## The exercise
Please find every line in the entries below that contains the string "column" with the same capitalization, and copy each of those lines.

Entries contained in a dataset
•••••
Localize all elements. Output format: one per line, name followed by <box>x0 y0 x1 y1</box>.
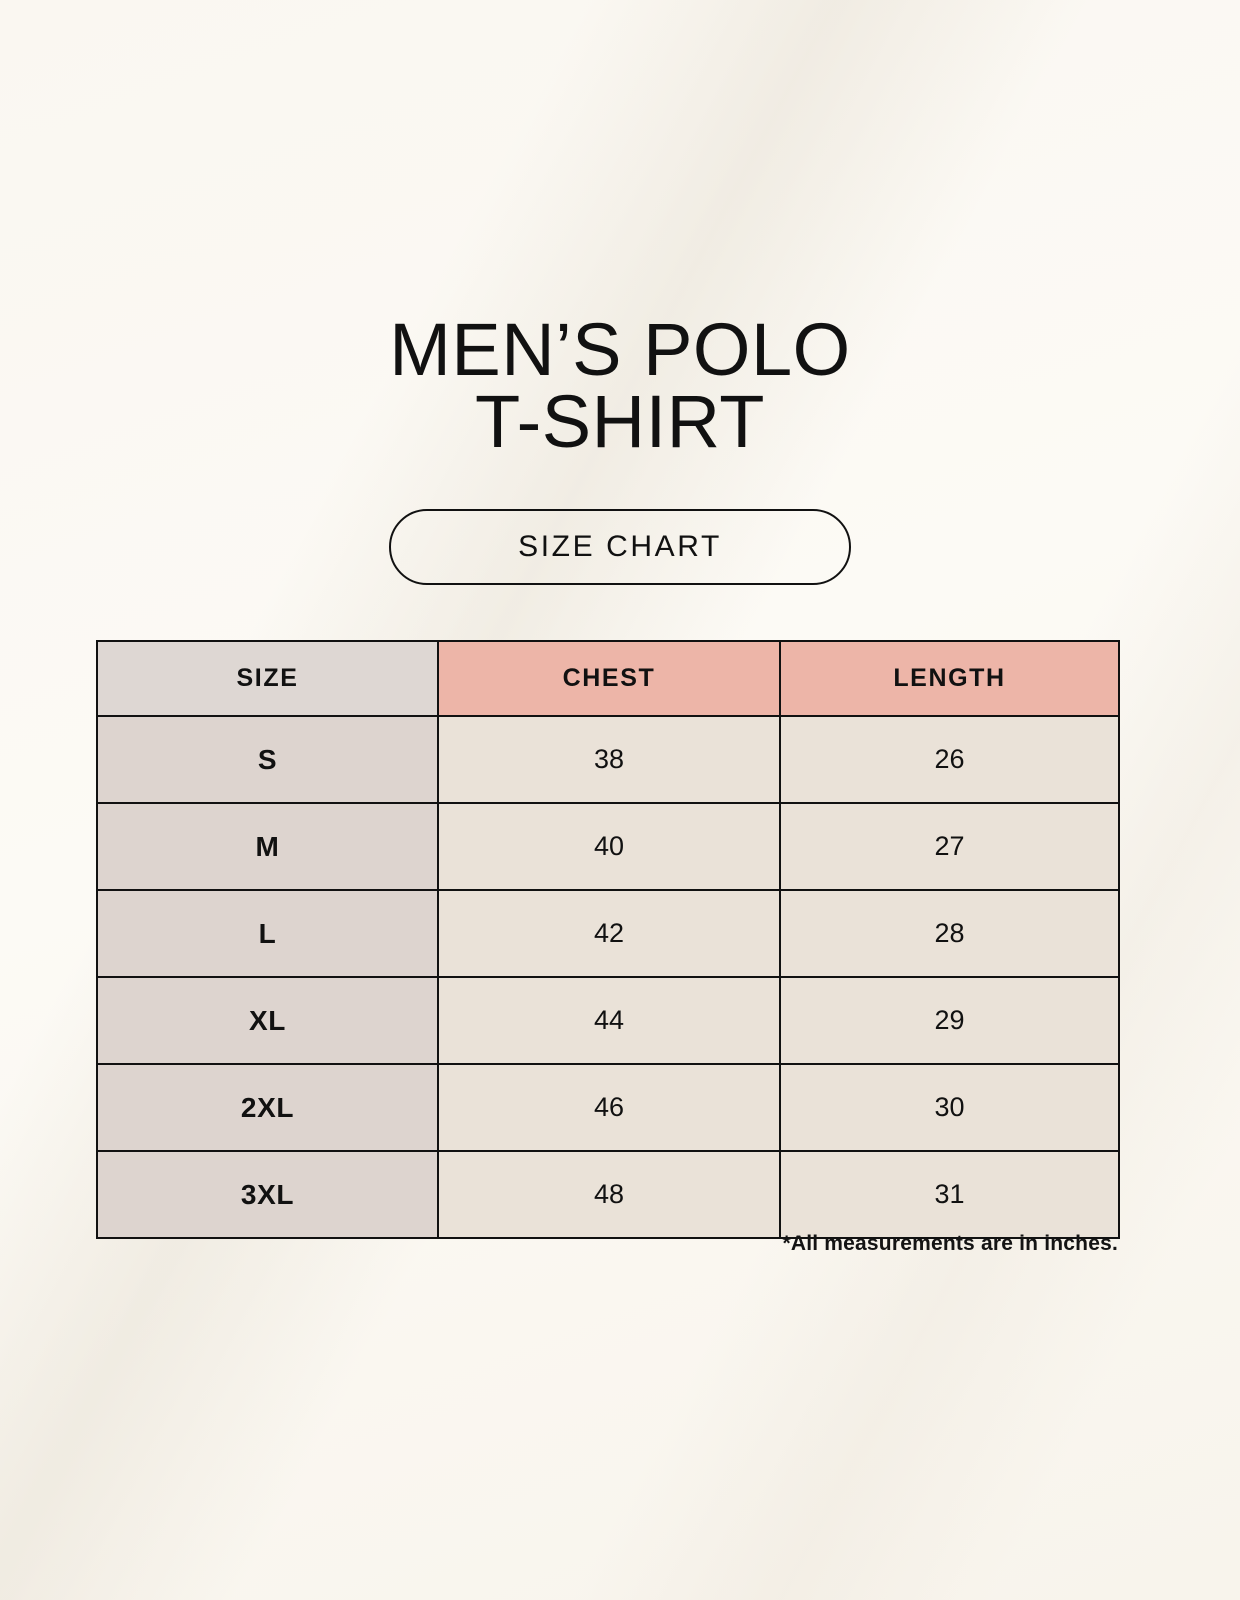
cell-size: 3XL <box>96 1150 439 1239</box>
table-row: XL 44 29 <box>96 976 1120 1065</box>
cell-chest: 42 <box>437 889 781 978</box>
title-line-1: MEN’S POLO <box>389 308 851 391</box>
table-body: S 38 26 M 40 27 L 42 28 XL 44 29 2XL 46 <box>96 715 1120 1239</box>
size-chart-table: SIZE CHEST LENGTH S 38 26 M 40 27 L 42 2… <box>96 640 1120 1239</box>
table-row: 3XL 48 31 <box>96 1150 1120 1239</box>
table-row: L 42 28 <box>96 889 1120 978</box>
cell-size: XL <box>96 976 439 1065</box>
table-row: S 38 26 <box>96 715 1120 804</box>
cell-length: 29 <box>779 976 1120 1065</box>
measurement-units-footnote: *All measurements are in inches. <box>782 1232 1118 1255</box>
cell-chest: 38 <box>437 715 781 804</box>
cell-length: 31 <box>779 1150 1120 1239</box>
cell-size: L <box>96 889 439 978</box>
size-chart-badge-wrap: SIZE CHART <box>0 509 1240 585</box>
cell-size: S <box>96 715 439 804</box>
cell-length: 26 <box>779 715 1120 804</box>
cell-chest: 44 <box>437 976 781 1065</box>
cell-size: 2XL <box>96 1063 439 1152</box>
table-header-row: SIZE CHEST LENGTH <box>96 640 1120 717</box>
cell-chest: 46 <box>437 1063 781 1152</box>
cell-length: 27 <box>779 802 1120 891</box>
page-title: MEN’S POLO T-SHIRT <box>0 308 1240 463</box>
cell-length: 30 <box>779 1063 1120 1152</box>
column-header-size: SIZE <box>96 640 439 717</box>
table-header: SIZE CHEST LENGTH <box>96 640 1120 717</box>
title-line-2: T-SHIRT <box>475 380 765 463</box>
column-header-chest: CHEST <box>437 640 781 717</box>
table-row: M 40 27 <box>96 802 1120 891</box>
table-row: 2XL 46 30 <box>96 1063 1120 1152</box>
cell-size: M <box>96 802 439 891</box>
cell-chest: 40 <box>437 802 781 891</box>
size-chart-badge: SIZE CHART <box>389 509 851 585</box>
column-header-length: LENGTH <box>779 640 1120 717</box>
cell-length: 28 <box>779 889 1120 978</box>
cell-chest: 48 <box>437 1150 781 1239</box>
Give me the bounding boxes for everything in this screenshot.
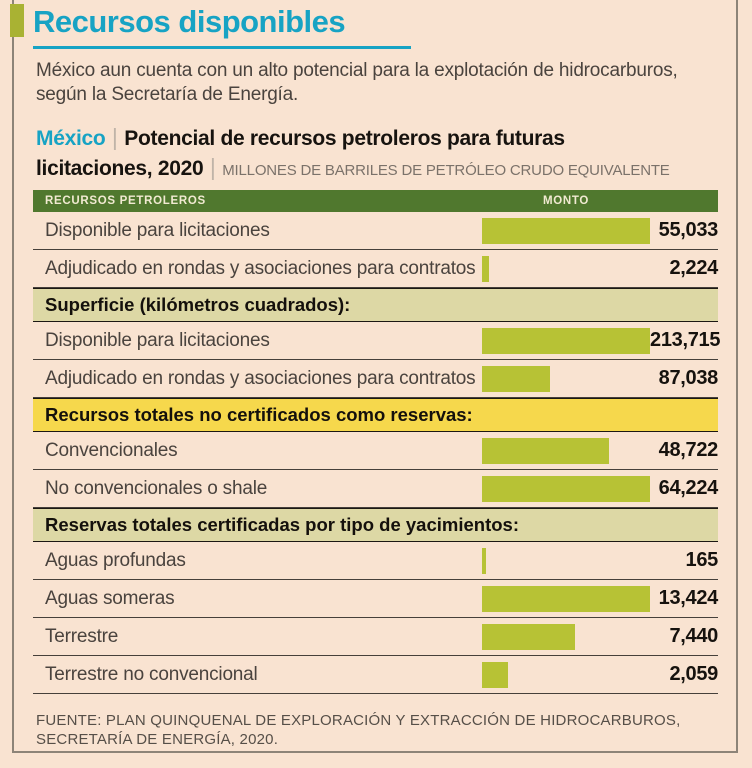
•••••
## The result
column-header-size: SIZE <box>96 640 439 717</box>
column-header-chest: CHEST <box>437 640 781 717</box>
column-header-length: LENGTH <box>779 640 1120 717</box>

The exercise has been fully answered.